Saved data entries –
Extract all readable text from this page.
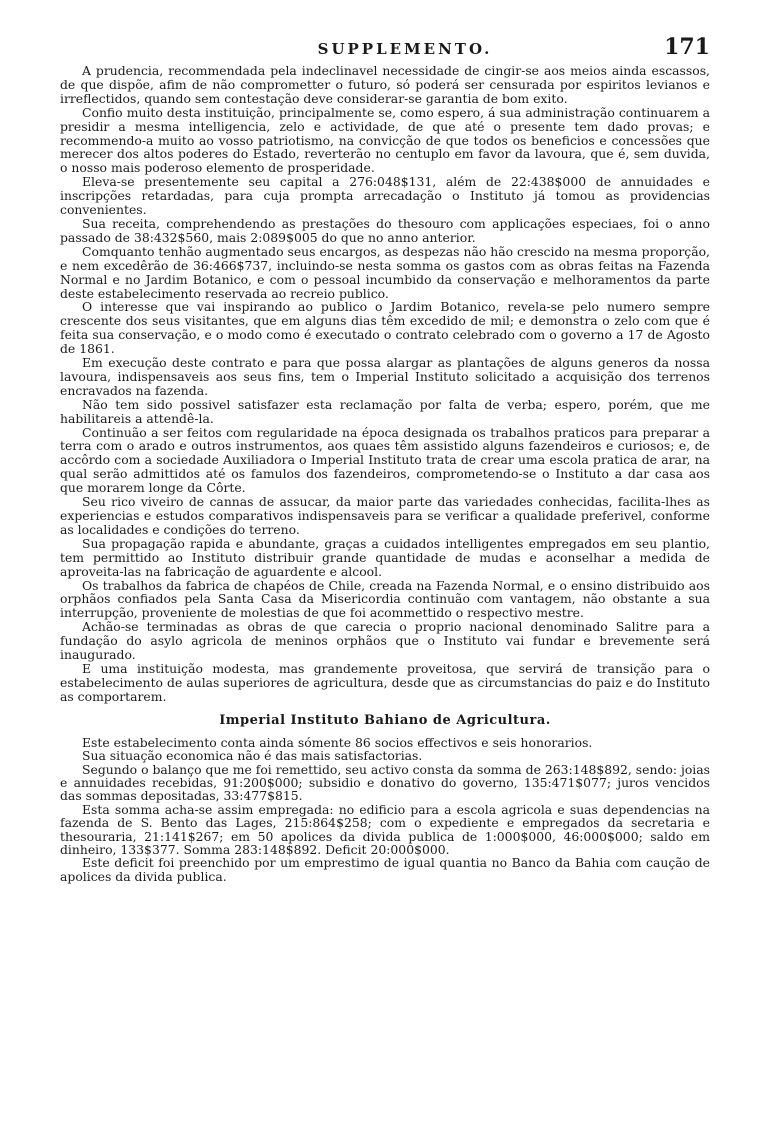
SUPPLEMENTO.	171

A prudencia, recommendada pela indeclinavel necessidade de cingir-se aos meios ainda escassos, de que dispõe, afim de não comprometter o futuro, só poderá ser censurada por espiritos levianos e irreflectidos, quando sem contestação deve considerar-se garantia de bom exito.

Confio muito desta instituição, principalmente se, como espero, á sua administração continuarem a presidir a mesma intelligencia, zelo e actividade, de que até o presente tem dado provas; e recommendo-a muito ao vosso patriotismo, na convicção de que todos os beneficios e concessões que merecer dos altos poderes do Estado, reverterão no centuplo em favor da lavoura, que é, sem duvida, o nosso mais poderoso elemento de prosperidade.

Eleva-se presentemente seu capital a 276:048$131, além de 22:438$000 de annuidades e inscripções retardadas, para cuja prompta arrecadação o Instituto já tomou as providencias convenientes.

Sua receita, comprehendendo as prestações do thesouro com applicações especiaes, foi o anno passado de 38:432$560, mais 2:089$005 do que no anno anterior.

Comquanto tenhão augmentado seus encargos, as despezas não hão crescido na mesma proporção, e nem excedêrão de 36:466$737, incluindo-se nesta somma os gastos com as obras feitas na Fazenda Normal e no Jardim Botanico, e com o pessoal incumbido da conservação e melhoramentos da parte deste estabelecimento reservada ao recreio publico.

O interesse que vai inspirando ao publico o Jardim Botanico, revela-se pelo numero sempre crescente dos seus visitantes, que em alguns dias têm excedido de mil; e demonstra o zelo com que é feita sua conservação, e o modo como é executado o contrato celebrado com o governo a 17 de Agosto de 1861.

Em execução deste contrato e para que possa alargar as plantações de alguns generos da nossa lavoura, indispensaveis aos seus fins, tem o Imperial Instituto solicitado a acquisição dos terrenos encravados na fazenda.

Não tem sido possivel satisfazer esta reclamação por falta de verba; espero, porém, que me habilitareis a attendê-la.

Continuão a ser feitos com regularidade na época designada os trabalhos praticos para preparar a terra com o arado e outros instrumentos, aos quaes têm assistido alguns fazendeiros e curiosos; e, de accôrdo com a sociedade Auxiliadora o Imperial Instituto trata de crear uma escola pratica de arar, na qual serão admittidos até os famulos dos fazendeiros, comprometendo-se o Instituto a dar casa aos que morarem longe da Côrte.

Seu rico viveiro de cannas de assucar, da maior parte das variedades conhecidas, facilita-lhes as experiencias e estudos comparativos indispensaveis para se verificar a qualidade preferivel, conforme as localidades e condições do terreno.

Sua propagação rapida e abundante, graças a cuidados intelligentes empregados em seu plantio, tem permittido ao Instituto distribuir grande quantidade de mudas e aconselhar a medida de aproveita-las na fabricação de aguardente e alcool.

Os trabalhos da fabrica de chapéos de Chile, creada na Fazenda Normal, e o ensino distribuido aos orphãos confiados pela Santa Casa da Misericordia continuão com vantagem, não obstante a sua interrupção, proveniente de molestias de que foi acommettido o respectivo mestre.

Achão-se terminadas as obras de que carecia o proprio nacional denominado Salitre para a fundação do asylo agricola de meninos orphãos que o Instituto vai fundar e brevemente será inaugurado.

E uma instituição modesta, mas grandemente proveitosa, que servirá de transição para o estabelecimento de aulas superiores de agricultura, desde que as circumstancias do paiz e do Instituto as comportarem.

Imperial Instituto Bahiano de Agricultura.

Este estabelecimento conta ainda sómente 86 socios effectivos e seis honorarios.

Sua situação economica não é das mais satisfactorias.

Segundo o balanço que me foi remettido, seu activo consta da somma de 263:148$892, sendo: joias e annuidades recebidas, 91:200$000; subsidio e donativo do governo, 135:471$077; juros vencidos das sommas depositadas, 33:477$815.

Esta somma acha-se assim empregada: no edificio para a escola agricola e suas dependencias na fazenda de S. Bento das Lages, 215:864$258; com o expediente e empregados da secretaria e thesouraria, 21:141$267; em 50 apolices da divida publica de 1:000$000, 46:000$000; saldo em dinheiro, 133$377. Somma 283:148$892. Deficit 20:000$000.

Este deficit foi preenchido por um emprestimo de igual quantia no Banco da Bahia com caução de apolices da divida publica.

Problem to work on – Reproduce the whole listing above word for word, but not its pictures.

Written reply –
Extract all readable text from this page.
SUPPLEMENTO.	171

A prudencia, recommendada pela indeclinavel necessidade de cingir-se aos meios ainda escassos, de que dispõe, afim de não comprometter o futuro, só poderá ser censurada por espiritos levianos e irreflectidos, quando sem contestação deve considerar-se garantia de bom exito.

Confio muito desta instituição, principalmente se, como espero, á sua administração continuarem a presidir a mesma intelligencia, zelo e actividade, de que até o presente tem dado provas; e recommendo-a muito ao vosso patriotismo, na convicção de que todos os beneficios e concessões que merecer dos altos poderes do Estado, reverterão no centuplo em favor da lavoura, que é, sem duvida, o nosso mais poderoso elemento de prosperidade.

Eleva-se presentemente seu capital a 276:048$131, além de 22:438$000 de annuidades e inscripções retardadas, para cuja prompta arrecadação o Instituto já tomou as providencias convenientes.

Sua receita, comprehendendo as prestações do thesouro com applicações especiaes, foi o anno passado de 38:432$560, mais 2:089$005 do que no anno anterior.

Comquanto tenhão augmentado seus encargos, as despezas não hão crescido na mesma proporção, e nem excedêrão de 36:466$737, incluindo-se nesta somma os gastos com as obras feitas na Fazenda Normal e no Jardim Botanico, e com o pessoal incumbido da conservação e melhoramentos da parte deste estabelecimento reservada ao recreio publico.

O interesse que vai inspirando ao publico o Jardim Botanico, revela-se pelo numero sempre crescente dos seus visitantes, que em alguns dias têm excedido de mil; e demonstra o zelo com que é feita sua conservação, e o modo como é executado o contrato celebrado com o governo a 17 de Agosto de 1861.

Em execução deste contrato e para que possa alargar as plantações de alguns generos da nossa lavoura, indispensaveis aos seus fins, tem o Imperial Instituto solicitado a acquisição dos terrenos encravados na fazenda.

Não tem sido possivel satisfazer esta reclamação por falta de verba; espero, porém, que me habilitareis a attendê-la.

Continuão a ser feitos com regularidade na época designada os trabalhos praticos para preparar a terra com o arado e outros instrumentos, aos quaes têm assistido alguns fazendeiros e curiosos; e, de accôrdo com a sociedade Auxiliadora o Imperial Instituto trata de crear uma escola pratica de arar, na qual serão admittidos até os famulos dos fazendeiros, comprometendo-se o Instituto a dar casa aos que morarem longe da Côrte.

Seu rico viveiro de cannas de assucar, da maior parte das variedades conhecidas, facilita-lhes as experiencias e estudos comparativos indispensaveis para se verificar a qualidade preferivel, conforme as localidades e condições do terreno.

Sua propagação rapida e abundante, graças a cuidados intelligentes empregados em seu plantio, tem permittido ao Instituto distribuir grande quantidade de mudas e aconselhar a medida de aproveita-las na fabricação de aguardente e alcool.

Os trabalhos da fabrica de chapéos de Chile, creada na Fazenda Normal, e o ensino distribuido aos orphãos confiados pela Santa Casa da Misericordia continuão com vantagem, não obstante a sua interrupção, proveniente de molestias de que foi acommettido o respectivo mestre.

Achão-se terminadas as obras de que carecia o proprio nacional denominado Salitre para a fundação do asylo agricola de meninos orphãos que o Instituto vai fundar e brevemente será inaugurado.

E uma instituição modesta, mas grandemente proveitosa, que servirá de transição para o estabelecimento de aulas superiores de agricultura, desde que as circumstancias do paiz e do Instituto as comportarem.

Imperial Instituto Bahiano de Agricultura.

Este estabelecimento conta ainda sómente 86 socios effectivos e seis honorarios.

Sua situação economica não é das mais satisfactorias.

Segundo o balanço que me foi remettido, seu activo consta da somma de 263:148$892, sendo: joias e annuidades recebidas, 91:200$000; subsidio e donativo do governo, 135:471$077; juros vencidos das sommas depositadas, 33:477$815.

Esta somma acha-se assim empregada: no edificio para a escola agricola e suas dependencias na fazenda de S. Bento das Lages, 215:864$258; com o expediente e empregados da secretaria e thesouraria, 21:141$267; em 50 apolices da divida publica de 1:000$000, 46:000$000; saldo em dinheiro, 133$377. Somma 283:148$892. Deficit 20:000$000.

Este deficit foi preenchido por um emprestimo de igual quantia no Banco da Bahia com caução de apolices da divida publica.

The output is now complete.